# Goal:
State only how many lines below include the string "César".

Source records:
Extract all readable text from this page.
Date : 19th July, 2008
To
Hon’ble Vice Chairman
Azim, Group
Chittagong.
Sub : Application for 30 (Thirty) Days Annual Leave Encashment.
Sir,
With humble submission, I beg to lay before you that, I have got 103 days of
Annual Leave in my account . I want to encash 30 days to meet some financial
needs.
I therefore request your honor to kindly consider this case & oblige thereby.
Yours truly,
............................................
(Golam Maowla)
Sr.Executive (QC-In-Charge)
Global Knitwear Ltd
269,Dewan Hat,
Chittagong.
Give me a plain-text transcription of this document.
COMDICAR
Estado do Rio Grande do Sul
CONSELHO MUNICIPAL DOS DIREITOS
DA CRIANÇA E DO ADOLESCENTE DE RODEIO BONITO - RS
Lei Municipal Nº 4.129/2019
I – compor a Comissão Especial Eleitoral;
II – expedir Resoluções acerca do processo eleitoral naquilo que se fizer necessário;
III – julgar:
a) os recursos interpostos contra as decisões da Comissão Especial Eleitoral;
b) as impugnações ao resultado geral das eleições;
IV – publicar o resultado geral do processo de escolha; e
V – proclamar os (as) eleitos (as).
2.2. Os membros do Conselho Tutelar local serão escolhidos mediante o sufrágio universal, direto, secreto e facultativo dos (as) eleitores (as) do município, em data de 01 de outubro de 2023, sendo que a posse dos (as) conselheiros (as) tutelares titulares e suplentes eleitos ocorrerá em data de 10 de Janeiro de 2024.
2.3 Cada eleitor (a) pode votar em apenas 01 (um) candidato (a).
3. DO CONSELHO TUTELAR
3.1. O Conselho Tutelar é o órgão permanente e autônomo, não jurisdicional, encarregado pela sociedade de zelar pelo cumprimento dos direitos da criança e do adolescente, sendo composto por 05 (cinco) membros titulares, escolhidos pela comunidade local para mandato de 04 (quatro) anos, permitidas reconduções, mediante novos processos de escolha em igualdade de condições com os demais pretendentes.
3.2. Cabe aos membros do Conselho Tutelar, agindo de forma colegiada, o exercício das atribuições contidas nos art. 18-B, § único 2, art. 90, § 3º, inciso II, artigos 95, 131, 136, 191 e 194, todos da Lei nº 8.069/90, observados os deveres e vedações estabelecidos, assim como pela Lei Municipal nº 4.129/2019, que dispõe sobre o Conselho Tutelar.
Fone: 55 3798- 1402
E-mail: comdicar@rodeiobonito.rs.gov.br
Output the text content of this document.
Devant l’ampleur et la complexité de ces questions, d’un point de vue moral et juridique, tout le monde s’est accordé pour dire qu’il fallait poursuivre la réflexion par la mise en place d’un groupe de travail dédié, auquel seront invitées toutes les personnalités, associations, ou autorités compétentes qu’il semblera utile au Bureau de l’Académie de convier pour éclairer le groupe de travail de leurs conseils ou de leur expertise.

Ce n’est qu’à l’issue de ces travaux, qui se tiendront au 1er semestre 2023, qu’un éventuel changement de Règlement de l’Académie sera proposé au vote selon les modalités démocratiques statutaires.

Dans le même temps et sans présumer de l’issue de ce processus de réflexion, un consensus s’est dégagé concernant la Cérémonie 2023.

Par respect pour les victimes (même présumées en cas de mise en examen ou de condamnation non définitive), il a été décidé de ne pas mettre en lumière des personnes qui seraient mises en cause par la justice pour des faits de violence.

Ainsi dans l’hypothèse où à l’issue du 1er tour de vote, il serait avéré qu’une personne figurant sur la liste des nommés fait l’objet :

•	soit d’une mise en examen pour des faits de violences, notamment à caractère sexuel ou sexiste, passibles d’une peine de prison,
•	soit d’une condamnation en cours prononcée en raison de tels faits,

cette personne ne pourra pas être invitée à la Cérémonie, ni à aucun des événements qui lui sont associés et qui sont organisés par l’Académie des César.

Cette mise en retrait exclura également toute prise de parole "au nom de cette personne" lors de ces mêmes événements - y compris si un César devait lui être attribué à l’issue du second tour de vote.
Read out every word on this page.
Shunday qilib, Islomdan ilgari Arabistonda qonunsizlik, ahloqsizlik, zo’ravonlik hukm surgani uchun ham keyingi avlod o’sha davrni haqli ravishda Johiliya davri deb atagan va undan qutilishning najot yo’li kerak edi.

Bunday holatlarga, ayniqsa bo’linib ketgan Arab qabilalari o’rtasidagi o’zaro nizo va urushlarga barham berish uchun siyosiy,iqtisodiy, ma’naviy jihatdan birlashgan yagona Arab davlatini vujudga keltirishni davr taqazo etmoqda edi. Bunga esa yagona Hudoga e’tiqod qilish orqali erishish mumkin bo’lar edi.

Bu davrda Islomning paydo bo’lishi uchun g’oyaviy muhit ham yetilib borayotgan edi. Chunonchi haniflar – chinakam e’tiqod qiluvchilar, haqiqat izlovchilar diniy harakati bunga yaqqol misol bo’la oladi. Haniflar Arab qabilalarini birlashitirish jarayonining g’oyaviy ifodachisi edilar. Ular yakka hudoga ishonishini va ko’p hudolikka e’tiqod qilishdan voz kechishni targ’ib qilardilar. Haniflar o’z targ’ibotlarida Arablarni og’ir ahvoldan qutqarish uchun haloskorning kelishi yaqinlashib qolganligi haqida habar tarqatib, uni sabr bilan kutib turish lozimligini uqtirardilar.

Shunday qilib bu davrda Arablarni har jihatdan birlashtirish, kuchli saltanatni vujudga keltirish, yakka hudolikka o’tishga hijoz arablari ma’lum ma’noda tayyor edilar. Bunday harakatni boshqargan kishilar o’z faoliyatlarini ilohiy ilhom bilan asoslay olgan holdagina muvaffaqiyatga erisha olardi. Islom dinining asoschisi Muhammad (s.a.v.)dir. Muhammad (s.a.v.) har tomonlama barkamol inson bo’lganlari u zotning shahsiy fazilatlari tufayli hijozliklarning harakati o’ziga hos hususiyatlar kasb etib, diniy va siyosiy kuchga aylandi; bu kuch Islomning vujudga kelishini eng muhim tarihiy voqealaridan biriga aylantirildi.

# Output:
2